EXERCISE TASK:
Print every line of the listing exactly, please.

RECORDS FOR THE EXERCISE:
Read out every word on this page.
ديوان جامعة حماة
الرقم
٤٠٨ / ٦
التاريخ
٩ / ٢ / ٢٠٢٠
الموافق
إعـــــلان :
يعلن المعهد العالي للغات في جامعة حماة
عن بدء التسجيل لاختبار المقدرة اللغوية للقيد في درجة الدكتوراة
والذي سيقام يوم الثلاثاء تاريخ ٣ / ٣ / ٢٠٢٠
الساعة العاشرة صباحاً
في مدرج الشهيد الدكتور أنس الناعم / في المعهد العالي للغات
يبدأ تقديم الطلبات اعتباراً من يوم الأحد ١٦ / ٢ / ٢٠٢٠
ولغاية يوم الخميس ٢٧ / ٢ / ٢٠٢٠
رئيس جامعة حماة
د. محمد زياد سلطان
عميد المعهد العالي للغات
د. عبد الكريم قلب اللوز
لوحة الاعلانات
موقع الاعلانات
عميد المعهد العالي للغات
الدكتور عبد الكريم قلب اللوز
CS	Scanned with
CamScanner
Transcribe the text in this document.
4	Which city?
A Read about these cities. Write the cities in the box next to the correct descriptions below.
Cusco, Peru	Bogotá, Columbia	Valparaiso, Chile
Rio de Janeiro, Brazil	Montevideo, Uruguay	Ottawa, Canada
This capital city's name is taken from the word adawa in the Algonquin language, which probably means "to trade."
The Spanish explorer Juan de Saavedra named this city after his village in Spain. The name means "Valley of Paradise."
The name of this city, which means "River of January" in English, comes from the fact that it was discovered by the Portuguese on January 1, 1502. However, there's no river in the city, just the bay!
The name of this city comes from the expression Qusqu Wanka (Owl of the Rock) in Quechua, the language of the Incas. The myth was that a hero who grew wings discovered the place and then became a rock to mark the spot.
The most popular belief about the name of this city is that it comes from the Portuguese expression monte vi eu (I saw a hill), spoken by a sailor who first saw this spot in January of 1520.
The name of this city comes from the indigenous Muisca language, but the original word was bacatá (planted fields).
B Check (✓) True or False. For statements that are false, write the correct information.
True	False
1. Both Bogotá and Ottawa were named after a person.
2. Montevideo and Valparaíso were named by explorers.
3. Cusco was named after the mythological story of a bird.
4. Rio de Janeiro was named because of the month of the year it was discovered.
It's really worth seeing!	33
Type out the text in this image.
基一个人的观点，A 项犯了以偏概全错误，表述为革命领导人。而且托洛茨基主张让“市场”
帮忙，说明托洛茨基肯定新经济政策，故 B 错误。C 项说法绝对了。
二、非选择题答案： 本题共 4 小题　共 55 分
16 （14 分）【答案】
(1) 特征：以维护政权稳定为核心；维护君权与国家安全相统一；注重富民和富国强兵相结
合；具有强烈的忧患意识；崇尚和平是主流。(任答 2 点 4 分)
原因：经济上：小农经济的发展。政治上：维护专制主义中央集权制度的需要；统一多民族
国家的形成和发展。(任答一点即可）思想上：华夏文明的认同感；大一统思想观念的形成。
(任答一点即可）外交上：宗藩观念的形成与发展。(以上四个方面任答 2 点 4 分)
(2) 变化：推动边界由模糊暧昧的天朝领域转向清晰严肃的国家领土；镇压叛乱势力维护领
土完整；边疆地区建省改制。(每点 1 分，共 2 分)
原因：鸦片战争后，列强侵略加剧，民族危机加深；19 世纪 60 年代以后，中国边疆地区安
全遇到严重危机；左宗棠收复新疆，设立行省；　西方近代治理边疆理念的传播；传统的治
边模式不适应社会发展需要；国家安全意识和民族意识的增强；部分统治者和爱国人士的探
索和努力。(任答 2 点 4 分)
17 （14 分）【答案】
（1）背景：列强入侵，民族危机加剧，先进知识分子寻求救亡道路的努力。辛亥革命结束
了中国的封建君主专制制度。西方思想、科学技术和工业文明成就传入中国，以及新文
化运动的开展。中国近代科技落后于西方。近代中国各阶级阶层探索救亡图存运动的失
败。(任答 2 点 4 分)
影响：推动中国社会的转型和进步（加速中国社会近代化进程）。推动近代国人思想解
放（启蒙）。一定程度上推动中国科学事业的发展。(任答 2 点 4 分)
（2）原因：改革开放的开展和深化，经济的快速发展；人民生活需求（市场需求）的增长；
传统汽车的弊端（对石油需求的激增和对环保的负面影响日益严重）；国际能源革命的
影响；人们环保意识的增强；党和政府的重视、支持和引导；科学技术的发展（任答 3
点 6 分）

FULL ANSWER:
Read out every word on this page.
ديوان جامعة حماة
الرقم
٤٠٨ / ٦
التاريخ
٩ / ٢ / ٢٠٢٠
الموافق
إعـــــلان :
يعلن المعهد العالي للغات في جامعة حماة
عن بدء التسجيل لاختبار المقدرة اللغوية للقيد في درجة الدكتوراة
والذي سيقام يوم الثلاثاء تاريخ ٣ / ٣ / ٢٠٢٠
الساعة العاشرة صباحاً
في مدرج الشهيد الدكتور أنس الناعم / في المعهد العالي للغات
يبدأ تقديم الطلبات اعتباراً من يوم الأحد ١٦ / ٢ / ٢٠٢٠
ولغاية يوم الخميس ٢٧ / ٢ / ٢٠٢٠
رئيس جامعة حماة
د. محمد زياد سلطان
عميد المعهد العالي للغات
د. عبد الكريم قلب اللوز
لوحة الاعلانات
موقع الاعلانات
عميد المعهد العالي للغات
الدكتور عبد الكريم قلب اللوز
CS	Scanned with
CamScanner
Transcribe the text in this document.
4	Which city?
A Read about these cities. Write the cities in the box next to the correct descriptions below.
Cusco, Peru	Bogotá, Columbia	Valparaiso, Chile
Rio de Janeiro, Brazil	Montevideo, Uruguay	Ottawa, Canada
This capital city's name is taken from the word adawa in the Algonquin language, which probably means "to trade."
The Spanish explorer Juan de Saavedra named this city after his village in Spain. The name means "Valley of Paradise."
The name of this city, which means "River of January" in English, comes from the fact that it was discovered by the Portuguese on January 1, 1502. However, there's no river in the city, just the bay!
The name of this city comes from the expression Qusqu Wanka (Owl of the Rock) in Quechua, the language of the Incas. The myth was that a hero who grew wings discovered the place and then became a rock to mark the spot.
The most popular belief about the name of this city is that it comes from the Portuguese expression monte vi eu (I saw a hill), spoken by a sailor who first saw this spot in January of 1520.
The name of this city comes from the indigenous Muisca language, but the original word was bacatá (planted fields).
B Check (✓) True or False. For statements that are false, write the correct information.
True	False
1. Both Bogotá and Ottawa were named after a person.
2. Montevideo and Valparaíso were named by explorers.
3. Cusco was named after the mythological story of a bird.
4. Rio de Janeiro was named because of the month of the year it was discovered.
It's really worth seeing!	33
Type out the text in this image.
基一个人的观点，A 项犯了以偏概全错误，表述为革命领导人。而且托洛茨基主张让“市场”
帮忙，说明托洛茨基肯定新经济政策，故 B 错误。C 项说法绝对了。
二、非选择题答案： 本题共 4 小题　共 55 分
16 （14 分）【答案】
(1) 特征：以维护政权稳定为核心；维护君权与国家安全相统一；注重富民和富国强兵相结
合；具有强烈的忧患意识；崇尚和平是主流。(任答 2 点 4 分)
原因：经济上：小农经济的发展。政治上：维护专制主义中央集权制度的需要；统一多民族
国家的形成和发展。(任答一点即可）思想上：华夏文明的认同感；大一统思想观念的形成。
(任答一点即可）外交上：宗藩观念的形成与发展。(以上四个方面任答 2 点 4 分)
(2) 变化：推动边界由模糊暧昧的天朝领域转向清晰严肃的国家领土；镇压叛乱势力维护领
土完整；边疆地区建省改制。(每点 1 分，共 2 分)
原因：鸦片战争后，列强侵略加剧，民族危机加深；19 世纪 60 年代以后，中国边疆地区安
全遇到严重危机；左宗棠收复新疆，设立行省；　西方近代治理边疆理念的传播；传统的治
边模式不适应社会发展需要；国家安全意识和民族意识的增强；部分统治者和爱国人士的探
索和努力。(任答 2 点 4 分)
17 （14 分）【答案】
（1）背景：列强入侵，民族危机加剧，先进知识分子寻求救亡道路的努力。辛亥革命结束
了中国的封建君主专制制度。西方思想、科学技术和工业文明成就传入中国，以及新文
化运动的开展。中国近代科技落后于西方。近代中国各阶级阶层探索救亡图存运动的失
败。(任答 2 点 4 分)
影响：推动中国社会的转型和进步（加速中国社会近代化进程）。推动近代国人思想解
放（启蒙）。一定程度上推动中国科学事业的发展。(任答 2 点 4 分)
（2）原因：改革开放的开展和深化，经济的快速发展；人民生活需求（市场需求）的增长；
传统汽车的弊端（对石油需求的激增和对环保的负面影响日益严重）；国际能源革命的
影响；人们环保意识的增强；党和政府的重视、支持和引导；科学技术的发展（任答 3
点 6 分）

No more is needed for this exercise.